To do
Extract all data as written.
--- begin Records to use ---
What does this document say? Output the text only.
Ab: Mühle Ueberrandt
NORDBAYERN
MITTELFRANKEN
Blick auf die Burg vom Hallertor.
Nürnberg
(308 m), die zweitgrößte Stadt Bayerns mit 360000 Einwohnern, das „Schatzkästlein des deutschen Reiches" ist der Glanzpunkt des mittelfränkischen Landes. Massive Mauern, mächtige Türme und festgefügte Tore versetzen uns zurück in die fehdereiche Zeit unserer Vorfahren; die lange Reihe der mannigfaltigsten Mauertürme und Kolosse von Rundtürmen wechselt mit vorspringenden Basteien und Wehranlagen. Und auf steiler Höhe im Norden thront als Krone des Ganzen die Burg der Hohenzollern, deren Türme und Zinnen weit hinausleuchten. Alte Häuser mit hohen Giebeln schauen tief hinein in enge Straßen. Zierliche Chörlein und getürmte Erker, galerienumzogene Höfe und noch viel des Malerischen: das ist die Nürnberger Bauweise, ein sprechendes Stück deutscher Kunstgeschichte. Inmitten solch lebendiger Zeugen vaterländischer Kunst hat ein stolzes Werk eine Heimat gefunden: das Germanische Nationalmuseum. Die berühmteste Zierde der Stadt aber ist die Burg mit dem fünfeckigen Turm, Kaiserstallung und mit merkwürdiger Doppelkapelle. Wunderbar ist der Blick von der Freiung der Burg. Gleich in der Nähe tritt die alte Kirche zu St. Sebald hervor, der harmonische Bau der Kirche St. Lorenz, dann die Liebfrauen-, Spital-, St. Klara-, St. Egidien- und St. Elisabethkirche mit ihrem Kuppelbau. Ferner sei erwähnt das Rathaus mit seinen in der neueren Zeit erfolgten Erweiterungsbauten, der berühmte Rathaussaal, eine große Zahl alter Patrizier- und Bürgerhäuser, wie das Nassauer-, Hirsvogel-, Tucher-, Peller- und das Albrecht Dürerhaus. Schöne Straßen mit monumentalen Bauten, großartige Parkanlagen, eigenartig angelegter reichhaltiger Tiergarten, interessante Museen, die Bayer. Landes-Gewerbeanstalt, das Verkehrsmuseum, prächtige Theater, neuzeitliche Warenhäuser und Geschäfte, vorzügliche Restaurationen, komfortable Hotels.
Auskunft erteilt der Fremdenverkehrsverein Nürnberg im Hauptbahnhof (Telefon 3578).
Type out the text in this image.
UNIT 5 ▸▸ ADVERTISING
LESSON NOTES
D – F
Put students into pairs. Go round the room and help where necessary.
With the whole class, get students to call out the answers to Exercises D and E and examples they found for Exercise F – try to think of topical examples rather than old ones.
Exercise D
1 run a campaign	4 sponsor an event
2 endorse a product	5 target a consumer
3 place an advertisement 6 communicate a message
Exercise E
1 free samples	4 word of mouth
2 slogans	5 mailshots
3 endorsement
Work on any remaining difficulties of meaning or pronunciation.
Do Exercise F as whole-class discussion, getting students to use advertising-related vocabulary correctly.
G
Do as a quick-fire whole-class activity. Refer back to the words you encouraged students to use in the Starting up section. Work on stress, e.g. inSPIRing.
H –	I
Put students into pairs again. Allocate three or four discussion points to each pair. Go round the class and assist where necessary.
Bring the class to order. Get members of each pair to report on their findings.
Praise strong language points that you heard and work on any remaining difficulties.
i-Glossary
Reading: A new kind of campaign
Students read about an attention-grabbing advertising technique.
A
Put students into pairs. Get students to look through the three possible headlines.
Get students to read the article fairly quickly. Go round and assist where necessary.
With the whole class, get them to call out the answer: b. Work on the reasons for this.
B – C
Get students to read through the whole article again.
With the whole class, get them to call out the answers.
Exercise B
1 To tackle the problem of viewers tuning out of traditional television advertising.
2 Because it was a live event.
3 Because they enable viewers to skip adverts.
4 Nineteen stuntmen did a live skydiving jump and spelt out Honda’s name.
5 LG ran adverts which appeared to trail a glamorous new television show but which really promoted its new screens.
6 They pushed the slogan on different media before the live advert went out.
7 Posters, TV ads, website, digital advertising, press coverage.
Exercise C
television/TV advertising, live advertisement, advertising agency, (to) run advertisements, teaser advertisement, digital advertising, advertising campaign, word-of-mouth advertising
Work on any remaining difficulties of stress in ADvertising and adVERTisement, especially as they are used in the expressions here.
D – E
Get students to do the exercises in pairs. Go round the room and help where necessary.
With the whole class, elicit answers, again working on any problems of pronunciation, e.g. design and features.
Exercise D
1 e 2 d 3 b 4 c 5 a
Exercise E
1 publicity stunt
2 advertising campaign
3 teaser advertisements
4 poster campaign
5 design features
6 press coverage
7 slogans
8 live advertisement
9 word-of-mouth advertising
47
--- end Records to use ---
Response
What does this document say? Output the text only.
Ab: Mühle Ueberrandt
NORDBAYERN
MITTELFRANKEN
Blick auf die Burg vom Hallertor.
Nürnberg
(308 m), die zweitgrößte Stadt Bayerns mit 360000 Einwohnern, das „Schatzkästlein des deutschen Reiches" ist der Glanzpunkt des mittelfränkischen Landes. Massive Mauern, mächtige Türme und festgefügte Tore versetzen uns zurück in die fehdereiche Zeit unserer Vorfahren; die lange Reihe der mannigfaltigsten Mauertürme und Kolosse von Rundtürmen wechselt mit vorspringenden Basteien und Wehranlagen. Und auf steiler Höhe im Norden thront als Krone des Ganzen die Burg der Hohenzollern, deren Türme und Zinnen weit hinausleuchten. Alte Häuser mit hohen Giebeln schauen tief hinein in enge Straßen. Zierliche Chörlein und getürmte Erker, galerienumzogene Höfe und noch viel des Malerischen: das ist die Nürnberger Bauweise, ein sprechendes Stück deutscher Kunstgeschichte. Inmitten solch lebendiger Zeugen vaterländischer Kunst hat ein stolzes Werk eine Heimat gefunden: das Germanische Nationalmuseum. Die berühmteste Zierde der Stadt aber ist die Burg mit dem fünfeckigen Turm, Kaiserstallung und mit merkwürdiger Doppelkapelle. Wunderbar ist der Blick von der Freiung der Burg. Gleich in der Nähe tritt die alte Kirche zu St. Sebald hervor, der harmonische Bau der Kirche St. Lorenz, dann die Liebfrauen-, Spital-, St. Klara-, St. Egidien- und St. Elisabethkirche mit ihrem Kuppelbau. Ferner sei erwähnt das Rathaus mit seinen in der neueren Zeit erfolgten Erweiterungsbauten, der berühmte Rathaussaal, eine große Zahl alter Patrizier- und Bürgerhäuser, wie das Nassauer-, Hirsvogel-, Tucher-, Peller- und das Albrecht Dürerhaus. Schöne Straßen mit monumentalen Bauten, großartige Parkanlagen, eigenartig angelegter reichhaltiger Tiergarten, interessante Museen, die Bayer. Landes-Gewerbeanstalt, das Verkehrsmuseum, prächtige Theater, neuzeitliche Warenhäuser und Geschäfte, vorzügliche Restaurationen, komfortable Hotels.
Auskunft erteilt der Fremdenverkehrsverein Nürnberg im Hauptbahnhof (Telefon 3578).
Type out the text in this image.
UNIT 5 ▸▸ ADVERTISING
LESSON NOTES
D – F
Put students into pairs. Go round the room and help where necessary.
With the whole class, get students to call out the answers to Exercises D and E and examples they found for Exercise F – try to think of topical examples rather than old ones.
Exercise D
1 run a campaign	4 sponsor an event
2 endorse a product	5 target a consumer
3 place an advertisement 6 communicate a message
Exercise E
1 free samples	4 word of mouth
2 slogans	5 mailshots
3 endorsement
Work on any remaining difficulties of meaning or pronunciation.
Do Exercise F as whole-class discussion, getting students to use advertising-related vocabulary correctly.
G
Do as a quick-fire whole-class activity. Refer back to the words you encouraged students to use in the Starting up section. Work on stress, e.g. inSPIRing.
H –	I
Put students into pairs again. Allocate three or four discussion points to each pair. Go round the class and assist where necessary.
Bring the class to order. Get members of each pair to report on their findings.
Praise strong language points that you heard and work on any remaining difficulties.
i-Glossary
Reading: A new kind of campaign
Students read about an attention-grabbing advertising technique.
A
Put students into pairs. Get students to look through the three possible headlines.
Get students to read the article fairly quickly. Go round and assist where necessary.
With the whole class, get them to call out the answer: b. Work on the reasons for this.
B – C
Get students to read through the whole article again.
With the whole class, get them to call out the answers.
Exercise B
1 To tackle the problem of viewers tuning out of traditional television advertising.
2 Because it was a live event.
3 Because they enable viewers to skip adverts.
4 Nineteen stuntmen did a live skydiving jump and spelt out Honda’s name.
5 LG ran adverts which appeared to trail a glamorous new television show but which really promoted its new screens.
6 They pushed the slogan on different media before the live advert went out.
7 Posters, TV ads, website, digital advertising, press coverage.
Exercise C
television/TV advertising, live advertisement, advertising agency, (to) run advertisements, teaser advertisement, digital advertising, advertising campaign, word-of-mouth advertising
Work on any remaining difficulties of stress in ADvertising and adVERTisement, especially as they are used in the expressions here.
D – E
Get students to do the exercises in pairs. Go round the room and help where necessary.
With the whole class, elicit answers, again working on any problems of pronunciation, e.g. design and features.
Exercise D
1 e 2 d 3 b 4 c 5 a
Exercise E
1 publicity stunt
2 advertising campaign
3 teaser advertisements
4 poster campaign
5 design features
6 press coverage
7 slogans
8 live advertisement
9 word-of-mouth advertising
47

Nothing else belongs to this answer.